(WRITTEN INSTRUCTION)
Render the lines of the entries below as a numbered list, omitting any blank lines, starting at the line that contains "answer-cell-sometimes[interactable] [347, 624, 480, 653]" and ending after the line that contains "answer-cell-always[interactable] [213, 410, 347, 439]". Include only those lines.

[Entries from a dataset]
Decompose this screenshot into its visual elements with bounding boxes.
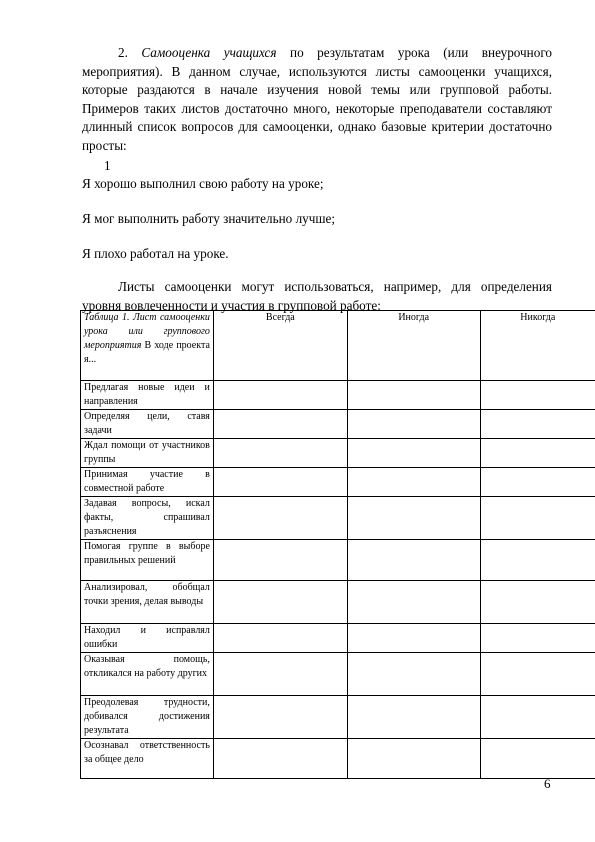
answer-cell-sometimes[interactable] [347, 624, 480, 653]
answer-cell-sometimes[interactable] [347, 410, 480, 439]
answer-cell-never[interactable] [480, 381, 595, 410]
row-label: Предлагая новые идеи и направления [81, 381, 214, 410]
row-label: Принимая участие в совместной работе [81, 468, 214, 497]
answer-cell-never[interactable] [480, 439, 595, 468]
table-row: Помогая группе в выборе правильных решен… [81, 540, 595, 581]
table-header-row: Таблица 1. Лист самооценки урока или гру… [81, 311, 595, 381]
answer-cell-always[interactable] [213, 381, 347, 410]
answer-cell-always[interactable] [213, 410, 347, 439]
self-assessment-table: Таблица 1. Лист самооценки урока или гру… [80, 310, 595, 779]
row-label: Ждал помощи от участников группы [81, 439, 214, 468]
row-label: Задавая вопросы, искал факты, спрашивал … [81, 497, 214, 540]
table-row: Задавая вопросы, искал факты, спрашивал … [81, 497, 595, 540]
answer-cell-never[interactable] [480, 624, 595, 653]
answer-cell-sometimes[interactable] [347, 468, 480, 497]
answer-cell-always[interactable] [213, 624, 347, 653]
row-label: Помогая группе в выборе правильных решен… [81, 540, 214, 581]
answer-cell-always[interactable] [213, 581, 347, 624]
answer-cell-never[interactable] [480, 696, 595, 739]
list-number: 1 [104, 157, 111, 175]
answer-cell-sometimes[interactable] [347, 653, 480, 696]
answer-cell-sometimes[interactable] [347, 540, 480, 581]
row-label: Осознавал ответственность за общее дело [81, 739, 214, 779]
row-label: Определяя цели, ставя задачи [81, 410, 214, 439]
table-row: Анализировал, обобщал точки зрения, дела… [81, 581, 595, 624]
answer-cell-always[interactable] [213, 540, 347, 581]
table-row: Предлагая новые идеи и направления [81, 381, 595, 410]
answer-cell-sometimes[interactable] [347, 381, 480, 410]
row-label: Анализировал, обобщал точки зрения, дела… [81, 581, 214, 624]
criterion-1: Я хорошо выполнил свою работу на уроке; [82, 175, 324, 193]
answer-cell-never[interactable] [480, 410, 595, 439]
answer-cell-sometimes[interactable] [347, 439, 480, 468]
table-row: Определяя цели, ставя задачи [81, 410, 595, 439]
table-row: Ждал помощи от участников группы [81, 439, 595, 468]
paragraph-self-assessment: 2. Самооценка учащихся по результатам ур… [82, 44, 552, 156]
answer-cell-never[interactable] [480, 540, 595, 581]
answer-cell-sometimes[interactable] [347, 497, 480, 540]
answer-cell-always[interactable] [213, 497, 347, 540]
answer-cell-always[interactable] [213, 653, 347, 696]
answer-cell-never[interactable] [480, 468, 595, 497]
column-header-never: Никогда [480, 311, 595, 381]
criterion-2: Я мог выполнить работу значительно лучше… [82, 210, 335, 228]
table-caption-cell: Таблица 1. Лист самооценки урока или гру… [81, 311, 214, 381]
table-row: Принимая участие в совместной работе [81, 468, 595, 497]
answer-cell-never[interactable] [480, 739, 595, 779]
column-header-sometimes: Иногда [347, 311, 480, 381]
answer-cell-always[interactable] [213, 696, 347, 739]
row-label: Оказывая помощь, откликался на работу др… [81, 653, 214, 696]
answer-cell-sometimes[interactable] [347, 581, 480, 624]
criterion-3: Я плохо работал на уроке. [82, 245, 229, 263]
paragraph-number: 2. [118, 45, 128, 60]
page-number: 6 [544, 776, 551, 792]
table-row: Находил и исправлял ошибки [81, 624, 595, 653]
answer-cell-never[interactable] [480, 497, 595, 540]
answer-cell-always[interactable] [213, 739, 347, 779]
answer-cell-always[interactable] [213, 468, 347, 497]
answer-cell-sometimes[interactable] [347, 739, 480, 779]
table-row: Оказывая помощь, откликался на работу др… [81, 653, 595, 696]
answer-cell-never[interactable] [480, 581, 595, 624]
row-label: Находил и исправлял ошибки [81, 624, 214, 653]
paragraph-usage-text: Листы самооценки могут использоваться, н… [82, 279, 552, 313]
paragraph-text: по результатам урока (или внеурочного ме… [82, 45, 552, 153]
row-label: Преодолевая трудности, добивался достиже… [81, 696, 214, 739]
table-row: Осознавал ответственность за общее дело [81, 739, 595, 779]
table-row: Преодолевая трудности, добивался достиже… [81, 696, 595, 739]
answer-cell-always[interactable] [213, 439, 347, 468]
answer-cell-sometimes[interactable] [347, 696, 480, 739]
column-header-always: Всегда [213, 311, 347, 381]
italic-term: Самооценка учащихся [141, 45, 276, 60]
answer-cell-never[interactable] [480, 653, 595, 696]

(OUTPUT)
1. answer-cell-sometimes[interactable] [347, 624, 480, 653]
2. answer-cell-sometimes[interactable] [347, 410, 480, 439]
3. answer-cell-never[interactable] [480, 381, 595, 410]
4. row-label: Предлагая новые идеи и направления [81, 381, 214, 410]
5. row-label: Принимая участие в совместной работе [81, 468, 214, 497]
6. answer-cell-never[interactable] [480, 439, 595, 468]
7. table-row: Помогая группе в выборе правильных решен… [81, 540, 595, 581]
8. table-header-row: Таблица 1. Лист самооценки урока или гру… [81, 311, 595, 381]
9. answer-cell-always[interactable] [213, 381, 347, 410]
10. answer-cell-always[interactable] [213, 410, 347, 439]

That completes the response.